start

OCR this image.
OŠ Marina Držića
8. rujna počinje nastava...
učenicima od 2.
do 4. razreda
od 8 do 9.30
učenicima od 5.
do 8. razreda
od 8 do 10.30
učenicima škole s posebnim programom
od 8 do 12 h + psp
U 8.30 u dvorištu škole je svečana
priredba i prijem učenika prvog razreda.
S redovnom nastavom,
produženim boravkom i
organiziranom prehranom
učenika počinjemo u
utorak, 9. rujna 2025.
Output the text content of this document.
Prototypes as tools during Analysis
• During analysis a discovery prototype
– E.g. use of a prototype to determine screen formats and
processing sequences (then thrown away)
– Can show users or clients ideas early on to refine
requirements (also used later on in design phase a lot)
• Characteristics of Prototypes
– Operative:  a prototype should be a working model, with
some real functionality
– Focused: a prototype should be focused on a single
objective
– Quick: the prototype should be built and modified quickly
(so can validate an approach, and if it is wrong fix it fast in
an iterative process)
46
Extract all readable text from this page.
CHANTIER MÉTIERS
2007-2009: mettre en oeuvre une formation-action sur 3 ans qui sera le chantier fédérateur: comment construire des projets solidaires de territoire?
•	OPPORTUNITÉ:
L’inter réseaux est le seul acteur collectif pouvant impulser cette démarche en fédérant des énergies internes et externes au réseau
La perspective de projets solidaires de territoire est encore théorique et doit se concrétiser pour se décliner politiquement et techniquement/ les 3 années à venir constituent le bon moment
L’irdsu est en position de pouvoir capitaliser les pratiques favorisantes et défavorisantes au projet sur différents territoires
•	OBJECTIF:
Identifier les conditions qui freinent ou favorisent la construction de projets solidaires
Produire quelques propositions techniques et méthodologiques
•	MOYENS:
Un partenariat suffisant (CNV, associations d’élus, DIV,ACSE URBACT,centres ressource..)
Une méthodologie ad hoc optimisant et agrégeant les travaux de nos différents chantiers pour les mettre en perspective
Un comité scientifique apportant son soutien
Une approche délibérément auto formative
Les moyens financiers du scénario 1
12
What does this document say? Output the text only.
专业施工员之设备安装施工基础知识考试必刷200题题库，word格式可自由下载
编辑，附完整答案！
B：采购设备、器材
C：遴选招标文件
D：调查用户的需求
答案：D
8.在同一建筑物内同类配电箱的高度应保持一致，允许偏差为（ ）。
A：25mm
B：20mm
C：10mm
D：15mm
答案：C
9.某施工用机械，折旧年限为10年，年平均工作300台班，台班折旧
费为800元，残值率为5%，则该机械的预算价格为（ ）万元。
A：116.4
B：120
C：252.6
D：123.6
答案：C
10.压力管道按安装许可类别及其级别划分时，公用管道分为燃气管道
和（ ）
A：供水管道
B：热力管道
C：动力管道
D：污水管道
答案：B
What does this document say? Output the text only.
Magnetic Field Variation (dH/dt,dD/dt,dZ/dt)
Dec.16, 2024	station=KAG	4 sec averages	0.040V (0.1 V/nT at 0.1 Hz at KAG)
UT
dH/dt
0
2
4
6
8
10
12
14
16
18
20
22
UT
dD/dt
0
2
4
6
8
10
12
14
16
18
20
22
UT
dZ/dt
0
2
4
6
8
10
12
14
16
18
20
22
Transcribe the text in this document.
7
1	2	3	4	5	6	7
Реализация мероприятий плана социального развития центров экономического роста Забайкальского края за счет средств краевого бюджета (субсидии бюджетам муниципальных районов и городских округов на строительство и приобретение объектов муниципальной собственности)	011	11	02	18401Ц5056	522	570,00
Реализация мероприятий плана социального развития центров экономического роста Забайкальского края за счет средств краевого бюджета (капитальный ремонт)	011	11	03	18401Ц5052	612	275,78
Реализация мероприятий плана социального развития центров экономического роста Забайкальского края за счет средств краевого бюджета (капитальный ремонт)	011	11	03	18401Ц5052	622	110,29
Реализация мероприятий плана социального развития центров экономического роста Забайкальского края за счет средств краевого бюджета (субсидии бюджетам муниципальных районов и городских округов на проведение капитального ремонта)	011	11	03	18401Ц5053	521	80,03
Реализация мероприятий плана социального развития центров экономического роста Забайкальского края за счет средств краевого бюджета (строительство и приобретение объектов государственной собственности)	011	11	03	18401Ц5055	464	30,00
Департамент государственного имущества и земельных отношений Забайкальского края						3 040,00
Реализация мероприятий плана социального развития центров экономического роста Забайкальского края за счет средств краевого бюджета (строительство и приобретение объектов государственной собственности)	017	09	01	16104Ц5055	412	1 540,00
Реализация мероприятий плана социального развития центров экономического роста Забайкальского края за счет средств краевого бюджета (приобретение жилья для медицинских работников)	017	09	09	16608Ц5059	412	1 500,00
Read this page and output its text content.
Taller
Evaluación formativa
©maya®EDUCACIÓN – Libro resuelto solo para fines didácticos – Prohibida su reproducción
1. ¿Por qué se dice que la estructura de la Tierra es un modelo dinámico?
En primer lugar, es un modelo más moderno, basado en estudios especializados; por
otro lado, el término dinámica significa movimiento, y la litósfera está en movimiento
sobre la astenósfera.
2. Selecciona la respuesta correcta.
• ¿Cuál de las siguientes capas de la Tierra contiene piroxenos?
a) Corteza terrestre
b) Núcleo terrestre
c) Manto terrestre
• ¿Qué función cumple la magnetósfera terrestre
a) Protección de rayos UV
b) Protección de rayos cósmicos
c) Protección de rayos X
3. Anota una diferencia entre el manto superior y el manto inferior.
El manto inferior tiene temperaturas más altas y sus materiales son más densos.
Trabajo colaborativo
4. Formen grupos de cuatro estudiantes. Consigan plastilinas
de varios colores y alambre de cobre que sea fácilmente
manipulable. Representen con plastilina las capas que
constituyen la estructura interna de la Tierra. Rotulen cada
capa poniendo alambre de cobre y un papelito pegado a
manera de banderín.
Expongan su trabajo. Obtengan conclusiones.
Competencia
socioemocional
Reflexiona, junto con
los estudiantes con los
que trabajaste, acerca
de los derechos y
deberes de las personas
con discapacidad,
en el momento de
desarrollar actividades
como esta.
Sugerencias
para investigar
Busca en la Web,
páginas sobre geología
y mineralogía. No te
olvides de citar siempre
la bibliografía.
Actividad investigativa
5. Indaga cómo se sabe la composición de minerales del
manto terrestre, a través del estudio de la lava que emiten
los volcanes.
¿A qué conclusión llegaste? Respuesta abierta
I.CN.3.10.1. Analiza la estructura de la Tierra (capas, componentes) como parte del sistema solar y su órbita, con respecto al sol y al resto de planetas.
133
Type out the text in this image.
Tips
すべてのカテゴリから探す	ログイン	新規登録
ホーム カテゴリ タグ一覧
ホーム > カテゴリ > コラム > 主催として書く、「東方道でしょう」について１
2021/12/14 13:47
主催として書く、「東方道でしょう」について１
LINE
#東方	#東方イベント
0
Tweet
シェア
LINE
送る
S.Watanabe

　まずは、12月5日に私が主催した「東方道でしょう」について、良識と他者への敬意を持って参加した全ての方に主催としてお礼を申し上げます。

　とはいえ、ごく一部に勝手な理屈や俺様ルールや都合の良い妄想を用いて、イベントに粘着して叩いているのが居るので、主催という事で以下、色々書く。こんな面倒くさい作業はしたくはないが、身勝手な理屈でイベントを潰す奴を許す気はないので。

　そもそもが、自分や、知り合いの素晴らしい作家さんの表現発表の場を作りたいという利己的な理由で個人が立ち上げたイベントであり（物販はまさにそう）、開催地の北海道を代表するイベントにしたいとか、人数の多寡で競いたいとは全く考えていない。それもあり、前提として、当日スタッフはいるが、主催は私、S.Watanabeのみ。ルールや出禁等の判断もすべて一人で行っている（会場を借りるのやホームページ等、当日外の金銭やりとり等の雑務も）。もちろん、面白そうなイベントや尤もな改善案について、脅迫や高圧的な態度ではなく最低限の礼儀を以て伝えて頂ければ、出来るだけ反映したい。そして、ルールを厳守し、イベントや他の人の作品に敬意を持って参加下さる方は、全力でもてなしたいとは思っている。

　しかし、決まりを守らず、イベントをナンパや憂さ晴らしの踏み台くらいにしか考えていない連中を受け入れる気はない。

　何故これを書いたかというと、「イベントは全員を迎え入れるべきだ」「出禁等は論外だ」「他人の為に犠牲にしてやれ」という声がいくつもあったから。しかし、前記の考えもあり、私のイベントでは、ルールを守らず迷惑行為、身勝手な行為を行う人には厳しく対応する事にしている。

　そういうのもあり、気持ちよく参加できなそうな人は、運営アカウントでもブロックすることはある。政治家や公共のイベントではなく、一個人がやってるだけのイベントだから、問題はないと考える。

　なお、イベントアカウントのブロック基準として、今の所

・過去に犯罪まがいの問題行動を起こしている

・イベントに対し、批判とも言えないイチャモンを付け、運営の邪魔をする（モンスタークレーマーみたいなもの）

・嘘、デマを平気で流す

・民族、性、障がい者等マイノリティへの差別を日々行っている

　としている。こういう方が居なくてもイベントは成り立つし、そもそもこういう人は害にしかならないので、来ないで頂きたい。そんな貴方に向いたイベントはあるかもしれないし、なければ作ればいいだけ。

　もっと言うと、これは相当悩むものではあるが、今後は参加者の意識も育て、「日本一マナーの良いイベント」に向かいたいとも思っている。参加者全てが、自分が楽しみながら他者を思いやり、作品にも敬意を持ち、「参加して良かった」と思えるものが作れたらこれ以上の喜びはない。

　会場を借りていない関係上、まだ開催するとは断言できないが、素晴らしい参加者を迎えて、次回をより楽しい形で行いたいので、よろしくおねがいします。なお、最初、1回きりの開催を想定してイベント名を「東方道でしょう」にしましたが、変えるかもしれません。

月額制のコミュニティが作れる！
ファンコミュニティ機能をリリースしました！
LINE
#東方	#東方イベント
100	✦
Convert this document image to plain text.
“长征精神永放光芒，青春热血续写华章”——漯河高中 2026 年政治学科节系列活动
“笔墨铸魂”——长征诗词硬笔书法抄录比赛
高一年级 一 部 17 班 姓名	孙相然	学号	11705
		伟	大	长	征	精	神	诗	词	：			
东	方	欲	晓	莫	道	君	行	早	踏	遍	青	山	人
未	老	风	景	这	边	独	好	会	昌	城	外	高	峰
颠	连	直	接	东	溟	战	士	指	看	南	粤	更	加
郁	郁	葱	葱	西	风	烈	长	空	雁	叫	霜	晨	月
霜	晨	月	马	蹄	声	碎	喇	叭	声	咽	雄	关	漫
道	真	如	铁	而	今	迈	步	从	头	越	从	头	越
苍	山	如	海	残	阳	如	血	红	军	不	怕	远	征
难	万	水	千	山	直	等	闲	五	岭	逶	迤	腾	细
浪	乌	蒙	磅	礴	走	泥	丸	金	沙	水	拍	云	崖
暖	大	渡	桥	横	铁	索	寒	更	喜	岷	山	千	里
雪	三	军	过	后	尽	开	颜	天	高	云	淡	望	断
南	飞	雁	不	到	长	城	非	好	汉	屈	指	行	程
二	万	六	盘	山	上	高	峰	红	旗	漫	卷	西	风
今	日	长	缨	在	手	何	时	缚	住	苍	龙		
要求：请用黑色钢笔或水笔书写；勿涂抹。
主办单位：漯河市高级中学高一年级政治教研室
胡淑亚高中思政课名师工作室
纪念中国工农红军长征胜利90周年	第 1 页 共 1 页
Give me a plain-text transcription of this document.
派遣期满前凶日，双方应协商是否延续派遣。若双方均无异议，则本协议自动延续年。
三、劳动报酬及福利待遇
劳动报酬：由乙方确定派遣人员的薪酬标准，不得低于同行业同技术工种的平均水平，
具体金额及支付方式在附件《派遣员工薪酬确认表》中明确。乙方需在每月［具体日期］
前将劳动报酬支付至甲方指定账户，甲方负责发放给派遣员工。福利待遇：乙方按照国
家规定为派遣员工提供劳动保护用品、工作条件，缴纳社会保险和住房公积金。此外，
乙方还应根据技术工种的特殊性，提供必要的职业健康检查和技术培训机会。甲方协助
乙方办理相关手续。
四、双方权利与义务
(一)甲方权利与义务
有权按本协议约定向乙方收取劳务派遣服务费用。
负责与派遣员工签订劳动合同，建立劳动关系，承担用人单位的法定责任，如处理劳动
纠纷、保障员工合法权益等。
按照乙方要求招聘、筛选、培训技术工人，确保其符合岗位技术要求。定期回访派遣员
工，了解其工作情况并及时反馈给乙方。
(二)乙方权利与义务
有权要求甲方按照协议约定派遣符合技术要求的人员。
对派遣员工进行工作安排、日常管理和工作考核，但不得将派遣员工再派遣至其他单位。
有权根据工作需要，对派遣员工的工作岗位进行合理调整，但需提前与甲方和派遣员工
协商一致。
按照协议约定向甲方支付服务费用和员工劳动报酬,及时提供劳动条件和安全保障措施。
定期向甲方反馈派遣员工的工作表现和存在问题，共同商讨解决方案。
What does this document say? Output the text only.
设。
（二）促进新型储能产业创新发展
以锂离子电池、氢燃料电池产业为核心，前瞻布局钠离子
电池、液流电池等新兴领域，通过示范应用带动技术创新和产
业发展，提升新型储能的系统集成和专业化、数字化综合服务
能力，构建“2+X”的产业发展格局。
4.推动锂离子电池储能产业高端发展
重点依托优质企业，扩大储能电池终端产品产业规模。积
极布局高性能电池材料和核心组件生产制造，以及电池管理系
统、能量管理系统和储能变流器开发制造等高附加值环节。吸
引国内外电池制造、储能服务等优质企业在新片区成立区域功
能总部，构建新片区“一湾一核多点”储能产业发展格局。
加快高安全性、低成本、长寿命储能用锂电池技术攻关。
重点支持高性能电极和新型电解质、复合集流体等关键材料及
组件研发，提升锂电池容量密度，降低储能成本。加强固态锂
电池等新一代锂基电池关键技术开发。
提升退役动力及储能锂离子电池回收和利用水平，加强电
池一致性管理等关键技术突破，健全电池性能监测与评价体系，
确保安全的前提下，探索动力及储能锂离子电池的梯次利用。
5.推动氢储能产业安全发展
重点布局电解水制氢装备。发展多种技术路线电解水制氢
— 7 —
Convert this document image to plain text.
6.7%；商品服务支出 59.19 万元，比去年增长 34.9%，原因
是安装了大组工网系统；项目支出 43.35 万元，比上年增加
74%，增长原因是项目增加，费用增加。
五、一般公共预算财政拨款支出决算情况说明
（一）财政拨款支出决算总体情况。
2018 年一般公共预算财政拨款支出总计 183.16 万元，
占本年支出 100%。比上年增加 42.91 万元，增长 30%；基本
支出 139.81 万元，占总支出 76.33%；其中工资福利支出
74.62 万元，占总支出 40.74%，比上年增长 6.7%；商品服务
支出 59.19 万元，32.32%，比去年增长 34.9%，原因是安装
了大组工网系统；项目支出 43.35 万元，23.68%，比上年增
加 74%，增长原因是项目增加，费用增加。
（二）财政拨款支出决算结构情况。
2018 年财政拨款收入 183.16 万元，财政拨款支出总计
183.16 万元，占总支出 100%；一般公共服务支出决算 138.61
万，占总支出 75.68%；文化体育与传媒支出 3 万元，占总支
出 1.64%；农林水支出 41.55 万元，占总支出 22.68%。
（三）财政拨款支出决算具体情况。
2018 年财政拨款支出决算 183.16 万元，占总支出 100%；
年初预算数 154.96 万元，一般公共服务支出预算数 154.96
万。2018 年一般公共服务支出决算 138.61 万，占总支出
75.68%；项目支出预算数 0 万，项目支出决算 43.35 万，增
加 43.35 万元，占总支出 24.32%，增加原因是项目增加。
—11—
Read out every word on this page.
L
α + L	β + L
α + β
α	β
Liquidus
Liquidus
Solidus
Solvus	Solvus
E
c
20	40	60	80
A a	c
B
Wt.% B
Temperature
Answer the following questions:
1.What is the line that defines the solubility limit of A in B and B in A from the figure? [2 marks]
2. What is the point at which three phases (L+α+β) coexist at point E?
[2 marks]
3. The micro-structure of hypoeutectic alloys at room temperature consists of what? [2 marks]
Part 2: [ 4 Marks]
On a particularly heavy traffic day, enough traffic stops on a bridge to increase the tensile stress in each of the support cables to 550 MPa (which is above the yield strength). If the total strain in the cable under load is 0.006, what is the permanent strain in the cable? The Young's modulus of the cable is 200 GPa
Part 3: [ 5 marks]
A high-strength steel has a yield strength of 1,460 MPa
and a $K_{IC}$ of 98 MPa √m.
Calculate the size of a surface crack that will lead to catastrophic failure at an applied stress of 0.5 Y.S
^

end

What you will do »
Where a line of the material above holds the string "should", copy that line.

Result of the task »
– Operative:  a prototype should be a working model, with
– Focused: a prototype should be focused on a single
– Quick: the prototype should be built and modified quickly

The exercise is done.